**Given problem**
From the listing below, tally the lines that include "days". Return only the total.

**Provided material**
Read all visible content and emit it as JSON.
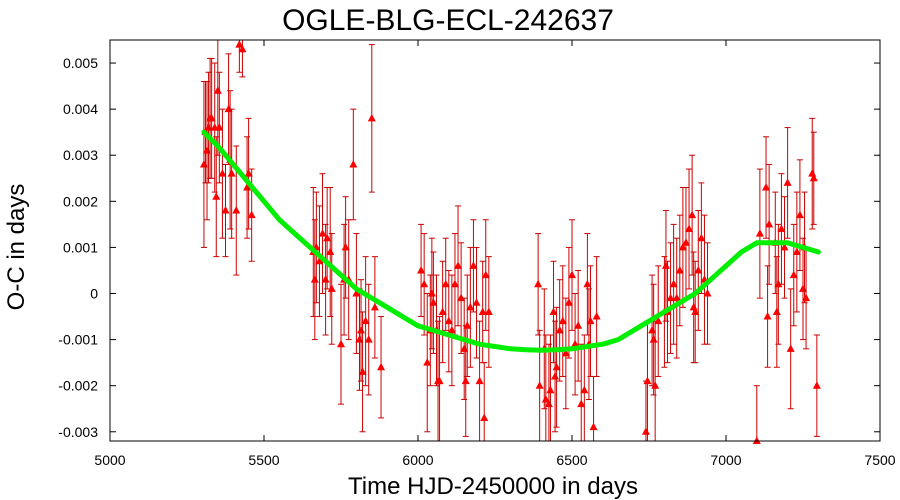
{
  "chart_data": {
    "type": "scatter",
    "title": "OGLE-BLG-ECL-242637",
    "xlabel": "Time HJD-2450000 in days",
    "ylabel": "O-C in days",
    "xlim": [
      5000,
      7500
    ],
    "ylim": [
      -0.0032,
      0.0055
    ],
    "x_ticks": [
      5000,
      5500,
      6000,
      6500,
      7000,
      7500
    ],
    "y_ticks": [
      -0.003,
      -0.002,
      -0.001,
      0,
      0.001,
      0.002,
      0.003,
      0.004,
      0.005
    ],
    "y_tick_labels": [
      "-0.003",
      "-0.002",
      "-0.001",
      "0",
      "0.001",
      "0.002",
      "0.003",
      "0.004",
      "0.005"
    ],
    "grid": false,
    "legend": "none",
    "colors": {
      "points": "#ff0000",
      "errorbars": "#cc0000",
      "fit": "#00ee00"
    },
    "series": [
      {
        "kind": "points_with_errors",
        "points": [
          [
            5305,
            0.0028,
            0.0018
          ],
          [
            5310,
            0.0035,
            0.0011
          ],
          [
            5315,
            0.0031,
            0.0015
          ],
          [
            5320,
            0.0036,
            0.0012
          ],
          [
            5325,
            0.0038,
            0.0013
          ],
          [
            5330,
            0.0038,
            0.0013
          ],
          [
            5340,
            0.0036,
            0.0014
          ],
          [
            5345,
            0.0021,
            0.0013
          ],
          [
            5350,
            0.0044,
            0.0014
          ],
          [
            5355,
            0.0036,
            0.0012
          ],
          [
            5365,
            0.0026,
            0.0014
          ],
          [
            5375,
            0.0018,
            0.001
          ],
          [
            5385,
            0.004,
            0.0012
          ],
          [
            5390,
            0.0029,
            0.0015
          ],
          [
            5395,
            0.0026,
            0.0014
          ],
          [
            5410,
            0.0018,
            0.0014
          ],
          [
            5420,
            0.0054,
            0.0006
          ],
          [
            5430,
            0.0053,
            0.0006
          ],
          [
            5445,
            0.0023,
            0.0011
          ],
          [
            5450,
            0.0026,
            0.0012
          ],
          [
            5460,
            0.0017,
            0.001
          ],
          [
            5660,
            0.0009,
            0.0014
          ],
          [
            5665,
            0.0003,
            0.0013
          ],
          [
            5670,
            0.001,
            0.0012
          ],
          [
            5680,
            0.0007,
            0.0012
          ],
          [
            5690,
            0.0013,
            0.0013
          ],
          [
            5700,
            0.0003,
            0.0012
          ],
          [
            5705,
            0.0012,
            0.0011
          ],
          [
            5715,
            0.0009,
            0.0014
          ],
          [
            5720,
            0.0001,
            0.0012
          ],
          [
            5750,
            -0.0011,
            0.0013
          ],
          [
            5760,
            0.0003,
            0.0012
          ],
          [
            5765,
            0.001,
            0.0011
          ],
          [
            5775,
            0.0003,
            0.0013
          ],
          [
            5790,
            0.0028,
            0.0012
          ],
          [
            5800,
            0.0,
            0.0013
          ],
          [
            5810,
            -0.001,
            0.0011
          ],
          [
            5815,
            -0.0008,
            0.0011
          ],
          [
            5820,
            -0.0017,
            0.0013
          ],
          [
            5830,
            -0.0006,
            0.0014
          ],
          [
            5840,
            -0.001,
            0.0012
          ],
          [
            5850,
            0.0038,
            0.0016
          ],
          [
            5860,
            -0.0003,
            0.0011
          ],
          [
            5880,
            -0.0016,
            0.0011
          ],
          [
            6010,
            0.0005,
            0.001
          ],
          [
            6020,
            0.0002,
            0.0011
          ],
          [
            6030,
            -0.0015,
            0.0015
          ],
          [
            6040,
            -0.0008,
            0.0012
          ],
          [
            6045,
            0.0,
            0.0012
          ],
          [
            6050,
            -0.0002,
            0.0011
          ],
          [
            6060,
            -0.0008,
            0.0012
          ],
          [
            6065,
            -0.0019,
            0.0013
          ],
          [
            6070,
            -0.0019,
            0.0014
          ],
          [
            6080,
            -0.0004,
            0.0011
          ],
          [
            6090,
            0.0002,
            0.001
          ],
          [
            6100,
            -0.0006,
            0.0011
          ],
          [
            6110,
            -0.0008,
            0.0012
          ],
          [
            6120,
            0.0002,
            0.0011
          ],
          [
            6130,
            0.0006,
            0.0013
          ],
          [
            6140,
            -0.0001,
            0.0012
          ],
          [
            6150,
            -0.0012,
            0.0011
          ],
          [
            6155,
            -0.0019,
            0.0012
          ],
          [
            6160,
            -0.0007,
            0.0011
          ],
          [
            6170,
            -0.0003,
            0.0013
          ],
          [
            6180,
            0.0006,
            0.001
          ],
          [
            6190,
            -0.0002,
            0.0012
          ],
          [
            6200,
            -0.0019,
            0.0013
          ],
          [
            6210,
            -0.0004,
            0.0011
          ],
          [
            6215,
            -0.0027,
            0.0012
          ],
          [
            6220,
            0.0004,
            0.0012
          ],
          [
            6230,
            -0.0004,
            0.0012
          ],
          [
            6390,
            0.0002,
            0.0011
          ],
          [
            6395,
            -0.002,
            0.0012
          ],
          [
            6410,
            -0.0012,
            0.0013
          ],
          [
            6415,
            -0.0023,
            0.0014
          ],
          [
            6425,
            -0.0024,
            0.0013
          ],
          [
            6430,
            -0.0021,
            0.0012
          ],
          [
            6440,
            -0.0004,
            0.0011
          ],
          [
            6445,
            -0.0018,
            0.0012
          ],
          [
            6450,
            -0.0016,
            0.0013
          ],
          [
            6460,
            -0.0008,
            0.0011
          ],
          [
            6470,
            -0.0006,
            0.0012
          ],
          [
            6480,
            -0.0013,
            0.0012
          ],
          [
            6490,
            -0.0002,
            0.0012
          ],
          [
            6500,
            0.0004,
            0.0012
          ],
          [
            6510,
            -0.0011,
            0.0011
          ],
          [
            6520,
            -0.0007,
            0.0012
          ],
          [
            6530,
            -0.0024,
            0.0013
          ],
          [
            6540,
            -0.0021,
            0.0012
          ],
          [
            6550,
            0.0002,
            0.0011
          ],
          [
            6555,
            -0.0011,
            0.0012
          ],
          [
            6560,
            -0.0006,
            0.0012
          ],
          [
            6570,
            -0.0029,
            0.0011
          ],
          [
            6580,
            -0.0005,
            0.0013
          ],
          [
            6740,
            -0.003,
            0.0011
          ],
          [
            6745,
            -0.0019,
            0.0013
          ],
          [
            6760,
            -0.0008,
            0.0012
          ],
          [
            6765,
            -0.001,
            0.0012
          ],
          [
            6770,
            -0.002,
            0.0014
          ],
          [
            6780,
            -0.0006,
            0.0012
          ],
          [
            6800,
            -0.0004,
            0.0012
          ],
          [
            6805,
            0.0006,
            0.0012
          ],
          [
            6810,
            -0.0004,
            0.0011
          ],
          [
            6820,
            -0.0001,
            0.0012
          ],
          [
            6830,
            0.0002,
            0.0013
          ],
          [
            6840,
            -0.0001,
            0.0013
          ],
          [
            6850,
            0.0005,
            0.0012
          ],
          [
            6860,
            0.001,
            0.0013
          ],
          [
            6870,
            0.0011,
            0.0012
          ],
          [
            6880,
            0.0014,
            0.0013
          ],
          [
            6890,
            0.0017,
            0.0013
          ],
          [
            6895,
            -0.0003,
            0.0012
          ],
          [
            6900,
            -0.0004,
            0.0011
          ],
          [
            6910,
            0.0005,
            0.0013
          ],
          [
            6920,
            0.0012,
            0.0012
          ],
          [
            6930,
            0.0003,
            0.0014
          ],
          [
            6940,
            0.0,
            0.0011
          ],
          [
            7100,
            -0.0032,
            0.0012
          ],
          [
            7110,
            0.0013,
            0.0014
          ],
          [
            7130,
            0.0023,
            0.0011
          ],
          [
            7135,
            -0.0005,
            0.0011
          ],
          [
            7140,
            0.0015,
            0.0013
          ],
          [
            7160,
            0.0011,
            0.0011
          ],
          [
            7165,
            -0.0004,
            0.0012
          ],
          [
            7170,
            0.0002,
            0.0013
          ],
          [
            7180,
            0.0014,
            0.0012
          ],
          [
            7190,
            0.001,
            0.0011
          ],
          [
            7200,
            0.0024,
            0.0012
          ],
          [
            7210,
            -0.0012,
            0.0013
          ],
          [
            7220,
            0.0004,
            0.0011
          ],
          [
            7230,
            0.0009,
            0.0013
          ],
          [
            7240,
            0.0017,
            0.0012
          ],
          [
            7250,
            0.0001,
            0.0011
          ],
          [
            7255,
            0.001,
            0.0012
          ],
          [
            7260,
            -0.0001,
            0.0011
          ],
          [
            7280,
            0.0026,
            0.0012
          ],
          [
            7285,
            0.0025,
            0.001
          ],
          [
            7295,
            -0.002,
            0.0011
          ]
        ]
      },
      {
        "kind": "fit_curve",
        "points": [
          [
            5305,
            0.0035
          ],
          [
            5350,
            0.0032
          ],
          [
            5400,
            0.0028
          ],
          [
            5450,
            0.0024
          ],
          [
            5500,
            0.002
          ],
          [
            5550,
            0.0016
          ],
          [
            5600,
            0.0013
          ],
          [
            5650,
            0.001
          ],
          [
            5700,
            0.0007
          ],
          [
            5750,
            0.0004
          ],
          [
            5800,
            0.0001
          ],
          [
            5850,
            -0.0001
          ],
          [
            5900,
            -0.0003
          ],
          [
            5950,
            -0.0005
          ],
          [
            6000,
            -0.0007
          ],
          [
            6050,
            -0.0008
          ],
          [
            6100,
            -0.0009
          ],
          [
            6150,
            -0.001
          ],
          [
            6200,
            -0.0011
          ],
          [
            6250,
            -0.00115
          ],
          [
            6300,
            -0.0012
          ],
          [
            6350,
            -0.00122
          ],
          [
            6400,
            -0.00123
          ],
          [
            6450,
            -0.00122
          ],
          [
            6500,
            -0.0012
          ],
          [
            6550,
            -0.00115
          ],
          [
            6600,
            -0.0011
          ],
          [
            6650,
            -0.001
          ],
          [
            6700,
            -0.0008
          ],
          [
            6750,
            -0.0006
          ],
          [
            6800,
            -0.0004
          ],
          [
            6850,
            -0.0002
          ],
          [
            6900,
            0.0
          ],
          [
            6950,
            0.0003
          ],
          [
            7000,
            0.0006
          ],
          [
            7050,
            0.0009
          ],
          [
            7100,
            0.0011
          ],
          [
            7150,
            0.0011
          ],
          [
            7200,
            0.0011
          ],
          [
            7250,
            0.001
          ],
          [
            7300,
            0.0009
          ]
        ]
      }
    ]
  }
}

**Task response**
2